Task requirements.
Collect each line of the entries that holds the string "ffffff".

Input for this task.

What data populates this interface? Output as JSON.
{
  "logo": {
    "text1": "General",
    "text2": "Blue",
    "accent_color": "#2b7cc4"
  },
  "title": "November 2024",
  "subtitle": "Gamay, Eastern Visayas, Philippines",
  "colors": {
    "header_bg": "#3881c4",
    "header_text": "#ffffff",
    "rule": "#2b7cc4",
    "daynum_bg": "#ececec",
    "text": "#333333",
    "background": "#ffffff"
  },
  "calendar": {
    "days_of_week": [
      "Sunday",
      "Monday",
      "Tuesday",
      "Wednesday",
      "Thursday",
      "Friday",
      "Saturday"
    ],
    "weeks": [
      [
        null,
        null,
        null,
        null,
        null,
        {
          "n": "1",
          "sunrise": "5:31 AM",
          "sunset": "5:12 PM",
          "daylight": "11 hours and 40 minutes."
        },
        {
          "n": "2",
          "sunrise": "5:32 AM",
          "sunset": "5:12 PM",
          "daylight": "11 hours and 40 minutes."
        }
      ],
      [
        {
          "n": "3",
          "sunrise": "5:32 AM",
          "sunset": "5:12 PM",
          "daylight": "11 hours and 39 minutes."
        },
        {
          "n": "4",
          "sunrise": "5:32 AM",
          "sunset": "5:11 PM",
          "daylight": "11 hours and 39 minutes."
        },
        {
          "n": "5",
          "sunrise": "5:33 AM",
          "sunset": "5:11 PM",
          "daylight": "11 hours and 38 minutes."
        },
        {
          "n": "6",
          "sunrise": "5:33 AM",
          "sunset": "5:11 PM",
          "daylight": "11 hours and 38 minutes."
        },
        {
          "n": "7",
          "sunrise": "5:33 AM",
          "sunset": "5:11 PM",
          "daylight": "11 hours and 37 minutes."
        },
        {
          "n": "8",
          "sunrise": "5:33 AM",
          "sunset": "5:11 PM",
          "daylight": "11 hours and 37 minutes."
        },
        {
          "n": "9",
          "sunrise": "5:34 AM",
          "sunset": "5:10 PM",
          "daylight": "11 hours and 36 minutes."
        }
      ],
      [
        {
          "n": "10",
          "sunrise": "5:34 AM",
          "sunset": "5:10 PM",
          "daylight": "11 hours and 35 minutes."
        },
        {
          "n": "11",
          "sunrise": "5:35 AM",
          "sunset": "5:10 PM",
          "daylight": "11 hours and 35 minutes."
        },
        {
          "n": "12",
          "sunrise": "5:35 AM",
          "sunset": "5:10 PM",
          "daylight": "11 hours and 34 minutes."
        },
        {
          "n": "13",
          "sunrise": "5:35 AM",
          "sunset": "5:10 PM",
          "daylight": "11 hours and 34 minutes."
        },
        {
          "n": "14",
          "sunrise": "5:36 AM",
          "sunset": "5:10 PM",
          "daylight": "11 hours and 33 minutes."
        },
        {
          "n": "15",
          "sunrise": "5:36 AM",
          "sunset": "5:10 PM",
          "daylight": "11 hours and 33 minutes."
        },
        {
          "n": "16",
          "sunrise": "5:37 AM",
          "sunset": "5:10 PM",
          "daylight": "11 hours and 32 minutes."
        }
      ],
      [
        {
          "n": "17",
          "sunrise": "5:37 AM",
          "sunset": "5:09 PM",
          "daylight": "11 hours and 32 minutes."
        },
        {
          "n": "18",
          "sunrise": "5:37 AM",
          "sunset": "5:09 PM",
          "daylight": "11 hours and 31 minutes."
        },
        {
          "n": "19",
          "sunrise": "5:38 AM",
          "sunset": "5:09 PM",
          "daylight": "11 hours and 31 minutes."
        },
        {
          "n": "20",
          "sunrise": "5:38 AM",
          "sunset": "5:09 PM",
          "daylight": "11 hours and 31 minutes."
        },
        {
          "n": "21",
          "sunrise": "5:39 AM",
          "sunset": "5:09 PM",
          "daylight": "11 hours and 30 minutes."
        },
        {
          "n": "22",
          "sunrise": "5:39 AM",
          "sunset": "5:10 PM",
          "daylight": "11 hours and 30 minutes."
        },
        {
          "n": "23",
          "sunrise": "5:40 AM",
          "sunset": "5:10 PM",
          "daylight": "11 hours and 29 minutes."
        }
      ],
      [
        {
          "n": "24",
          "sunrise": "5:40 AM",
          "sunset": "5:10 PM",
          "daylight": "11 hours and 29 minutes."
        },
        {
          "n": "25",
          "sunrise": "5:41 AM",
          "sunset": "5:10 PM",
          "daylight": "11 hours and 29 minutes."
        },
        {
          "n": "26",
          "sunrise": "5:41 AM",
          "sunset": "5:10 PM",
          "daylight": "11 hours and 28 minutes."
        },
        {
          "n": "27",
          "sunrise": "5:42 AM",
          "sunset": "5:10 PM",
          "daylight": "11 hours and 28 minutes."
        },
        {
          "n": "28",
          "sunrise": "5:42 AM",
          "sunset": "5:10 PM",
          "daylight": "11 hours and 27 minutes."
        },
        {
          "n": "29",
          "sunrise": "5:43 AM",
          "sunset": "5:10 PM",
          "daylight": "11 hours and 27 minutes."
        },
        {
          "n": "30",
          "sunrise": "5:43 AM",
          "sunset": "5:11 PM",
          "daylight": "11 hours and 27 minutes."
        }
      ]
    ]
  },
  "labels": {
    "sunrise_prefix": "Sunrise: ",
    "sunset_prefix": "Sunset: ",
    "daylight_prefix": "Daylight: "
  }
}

Complete answer.
    "header_text": "#ffffff",
    "background": "#ffffff"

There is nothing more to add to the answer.